Does the 2-bit doubler work? It seems too easy in your code. Also LSB should be 0 for all skip patterns?

Wuerfel_21 · 2019-10-12 20:57

Programming with SKIP(F) is so ugly...
The assembly language really needs to be extended to allow defining skip patterns alongside the actual code.

TonyB_ · 2019-10-12 21:03

Thanks, Chip. Could be worth

Wuerfel_21 wrote: »

Programming with SKIP(F) is so ugly...
The assembly language really needs to be extended to allow defining skip patterns alongside the actual code.

It might look ugly but it's really beautiful!

Wuerfel_21 · 2019-10-12 21:12

Yeah, it's beautiful in how small and elegant it can solve an issue, but writing (or worse, maintaining) skip code seems to be pretty nightmarish with the current tools.

jmg · 2019-10-12 21:14

Wuerfel_21 wrote: »

Programming with SKIP(F) is so ugly...
The assembly language really needs to be extended to allow defining skip patterns alongside the actual code.

That would be 'nice to have', but how to approach it ?
I did think of a spreadsheet column scheme, but that needs strict column align and is not clear to read, and is making P2 even more obtuse to new users....

More work in the Assembler SW, but easier for users, would be to allow a CASE style syntax where the code is written multiple times, and then packed using SKIP,
The ASM list file could report the final SKIP packing in a column-tagged form, of compressed to a single code block.

That would be easy to work on, and easy to check if packed as users hoped.
Errors would generate when SKIP was exceeded, or SKIP illegal constructs were used.

Wuerfel_21 · 2019-10-12 21:26

Yes, I thought of a column scheme, too. Not ideal, but very significantly easier to write and read than magic binary literals somewhere else.

──────────────────────────────

PROMPT 1:
In the forum thread, rewrite the paragraph starting "Yeah, it's beautiful" as one shorter sentence, keeping its main points.
PROMPT 2:
Reproduce the stretch of the forum thread from "Wuerfel_21 · 2019-10-12 21:26" through "literals somewhere else.".

LISTED RECORDS:
──────────────────────────────

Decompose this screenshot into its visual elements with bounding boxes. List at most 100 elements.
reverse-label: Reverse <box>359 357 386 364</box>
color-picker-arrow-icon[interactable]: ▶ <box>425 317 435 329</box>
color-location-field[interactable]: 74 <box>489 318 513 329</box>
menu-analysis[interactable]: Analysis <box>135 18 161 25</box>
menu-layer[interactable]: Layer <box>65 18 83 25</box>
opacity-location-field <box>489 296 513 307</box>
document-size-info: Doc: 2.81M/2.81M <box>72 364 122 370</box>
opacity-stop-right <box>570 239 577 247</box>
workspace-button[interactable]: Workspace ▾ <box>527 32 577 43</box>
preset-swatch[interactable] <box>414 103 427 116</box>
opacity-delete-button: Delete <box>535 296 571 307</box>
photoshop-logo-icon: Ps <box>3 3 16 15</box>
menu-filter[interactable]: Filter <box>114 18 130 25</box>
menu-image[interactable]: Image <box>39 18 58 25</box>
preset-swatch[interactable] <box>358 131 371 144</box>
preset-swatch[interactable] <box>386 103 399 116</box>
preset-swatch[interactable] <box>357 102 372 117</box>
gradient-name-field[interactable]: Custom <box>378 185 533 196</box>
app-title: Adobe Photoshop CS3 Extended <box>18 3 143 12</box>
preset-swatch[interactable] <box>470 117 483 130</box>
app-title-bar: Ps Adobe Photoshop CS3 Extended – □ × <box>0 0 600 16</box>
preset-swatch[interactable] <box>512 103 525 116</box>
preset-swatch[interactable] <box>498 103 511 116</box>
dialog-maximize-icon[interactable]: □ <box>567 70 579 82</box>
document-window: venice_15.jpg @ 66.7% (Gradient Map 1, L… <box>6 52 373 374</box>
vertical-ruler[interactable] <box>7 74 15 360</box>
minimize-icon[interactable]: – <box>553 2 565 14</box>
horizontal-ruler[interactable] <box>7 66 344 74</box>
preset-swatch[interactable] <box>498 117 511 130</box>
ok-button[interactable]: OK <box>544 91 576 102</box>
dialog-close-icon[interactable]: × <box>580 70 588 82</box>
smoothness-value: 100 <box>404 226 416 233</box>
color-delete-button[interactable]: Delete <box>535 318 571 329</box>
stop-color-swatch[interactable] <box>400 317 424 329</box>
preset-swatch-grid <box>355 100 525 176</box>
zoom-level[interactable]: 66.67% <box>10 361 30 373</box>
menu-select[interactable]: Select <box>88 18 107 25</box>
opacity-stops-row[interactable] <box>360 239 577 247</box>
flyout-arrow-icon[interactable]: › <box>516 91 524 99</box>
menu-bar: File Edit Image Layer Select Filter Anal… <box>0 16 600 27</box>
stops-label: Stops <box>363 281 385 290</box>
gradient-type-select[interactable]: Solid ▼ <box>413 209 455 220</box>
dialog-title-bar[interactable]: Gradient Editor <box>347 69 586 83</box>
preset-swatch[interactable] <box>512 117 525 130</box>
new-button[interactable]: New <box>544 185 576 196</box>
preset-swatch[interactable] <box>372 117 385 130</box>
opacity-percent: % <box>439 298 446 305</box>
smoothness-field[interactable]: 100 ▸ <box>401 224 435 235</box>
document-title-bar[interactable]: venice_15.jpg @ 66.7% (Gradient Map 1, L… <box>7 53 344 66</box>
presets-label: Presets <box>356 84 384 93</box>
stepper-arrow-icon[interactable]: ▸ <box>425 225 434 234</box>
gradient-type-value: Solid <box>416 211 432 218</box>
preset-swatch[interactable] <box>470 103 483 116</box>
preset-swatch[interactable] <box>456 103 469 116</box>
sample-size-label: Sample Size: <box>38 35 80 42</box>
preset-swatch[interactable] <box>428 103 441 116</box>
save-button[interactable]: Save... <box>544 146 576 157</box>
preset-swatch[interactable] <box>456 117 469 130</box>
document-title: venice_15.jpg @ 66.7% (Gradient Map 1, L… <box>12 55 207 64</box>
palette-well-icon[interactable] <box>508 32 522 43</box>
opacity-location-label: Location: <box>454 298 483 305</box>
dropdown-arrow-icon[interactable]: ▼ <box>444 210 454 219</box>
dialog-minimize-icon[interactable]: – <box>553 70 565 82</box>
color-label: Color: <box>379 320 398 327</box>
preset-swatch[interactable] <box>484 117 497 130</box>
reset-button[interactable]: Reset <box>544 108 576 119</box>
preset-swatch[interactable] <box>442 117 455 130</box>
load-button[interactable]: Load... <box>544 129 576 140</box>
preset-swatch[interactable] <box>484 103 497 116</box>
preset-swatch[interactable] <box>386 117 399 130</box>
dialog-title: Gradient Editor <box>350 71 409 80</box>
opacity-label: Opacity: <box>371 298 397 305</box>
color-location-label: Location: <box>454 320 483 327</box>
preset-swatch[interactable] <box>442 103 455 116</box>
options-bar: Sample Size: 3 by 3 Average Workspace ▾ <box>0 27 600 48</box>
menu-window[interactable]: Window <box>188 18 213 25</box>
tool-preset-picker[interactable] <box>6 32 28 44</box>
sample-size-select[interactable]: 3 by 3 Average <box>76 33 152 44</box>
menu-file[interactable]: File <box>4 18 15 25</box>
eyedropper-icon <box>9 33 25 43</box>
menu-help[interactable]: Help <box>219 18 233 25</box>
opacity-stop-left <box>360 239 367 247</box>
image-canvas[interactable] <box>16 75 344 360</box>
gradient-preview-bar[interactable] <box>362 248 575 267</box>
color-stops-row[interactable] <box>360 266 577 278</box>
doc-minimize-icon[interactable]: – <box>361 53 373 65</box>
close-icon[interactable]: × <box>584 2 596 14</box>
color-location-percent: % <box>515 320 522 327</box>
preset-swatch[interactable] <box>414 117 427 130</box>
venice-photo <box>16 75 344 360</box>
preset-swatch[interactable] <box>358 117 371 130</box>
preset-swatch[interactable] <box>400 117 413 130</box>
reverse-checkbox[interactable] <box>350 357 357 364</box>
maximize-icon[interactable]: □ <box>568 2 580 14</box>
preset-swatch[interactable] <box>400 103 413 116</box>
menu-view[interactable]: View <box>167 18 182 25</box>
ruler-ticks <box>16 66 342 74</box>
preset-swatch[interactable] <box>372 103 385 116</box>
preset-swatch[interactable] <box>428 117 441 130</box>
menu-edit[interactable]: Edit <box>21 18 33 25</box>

──────────────────────────────

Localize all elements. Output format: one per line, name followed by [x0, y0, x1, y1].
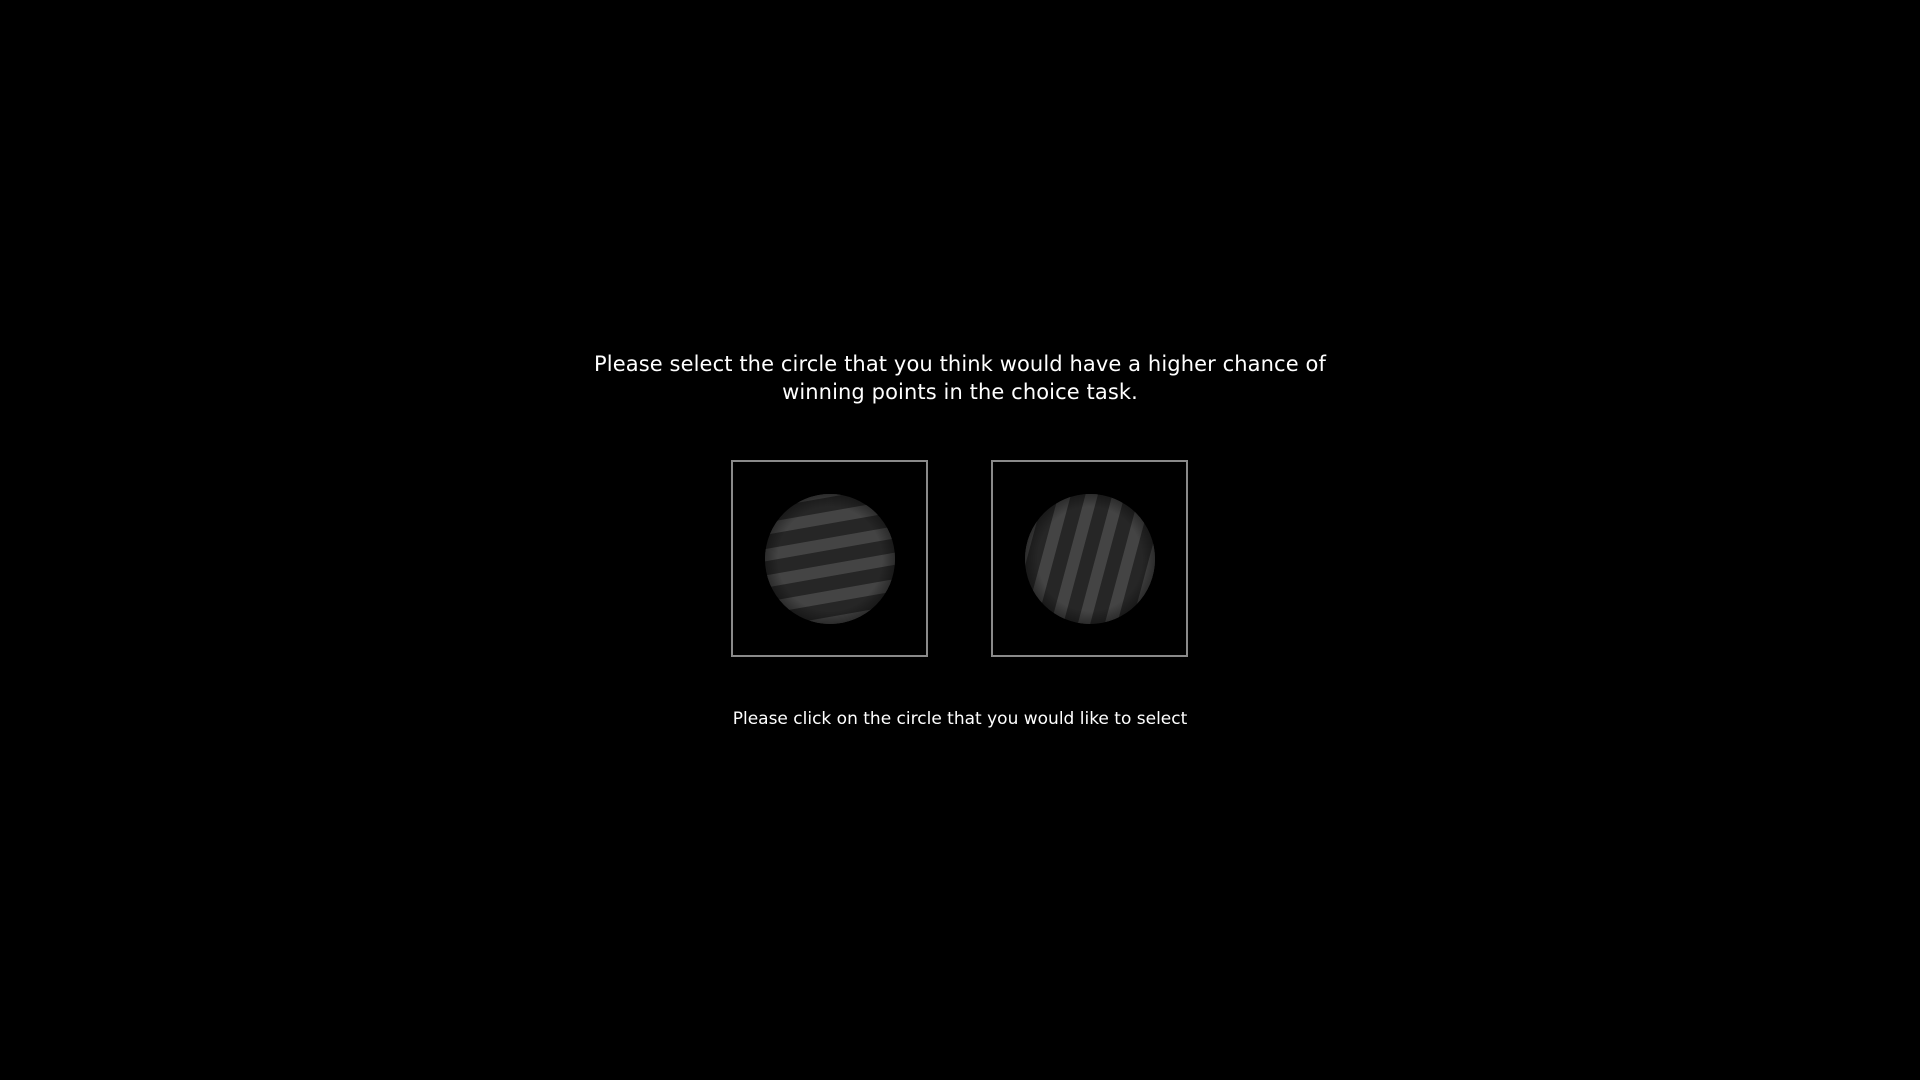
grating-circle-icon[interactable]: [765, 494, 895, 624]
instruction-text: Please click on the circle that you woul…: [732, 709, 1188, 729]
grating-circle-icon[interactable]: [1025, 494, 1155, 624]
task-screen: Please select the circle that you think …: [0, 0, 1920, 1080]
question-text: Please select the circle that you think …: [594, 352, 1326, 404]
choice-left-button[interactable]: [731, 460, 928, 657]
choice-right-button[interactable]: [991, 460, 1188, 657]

──────────────────────────────

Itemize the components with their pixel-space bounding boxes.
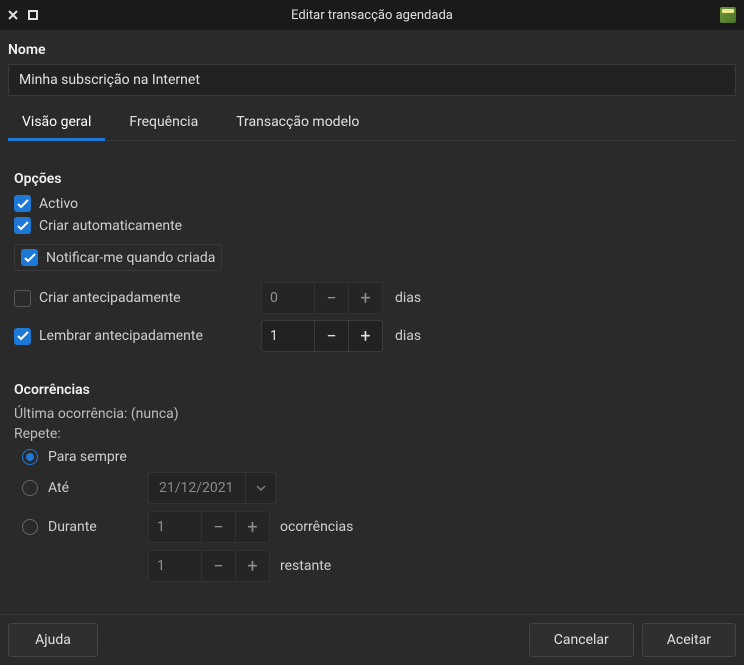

──────────────────────────────

FULL OUTPUT 1:
Skip code solves problems in a small, elegant way, but with current tools it is a nightmare to write and even worse to maintain.

FULL OUTPUT 2:
Wuerfel_21 · 2019-10-12 21:26

Yes, I thought of a column scheme, too. Not ideal, but very significantly easier to write and read than magic binary literals somewhere else.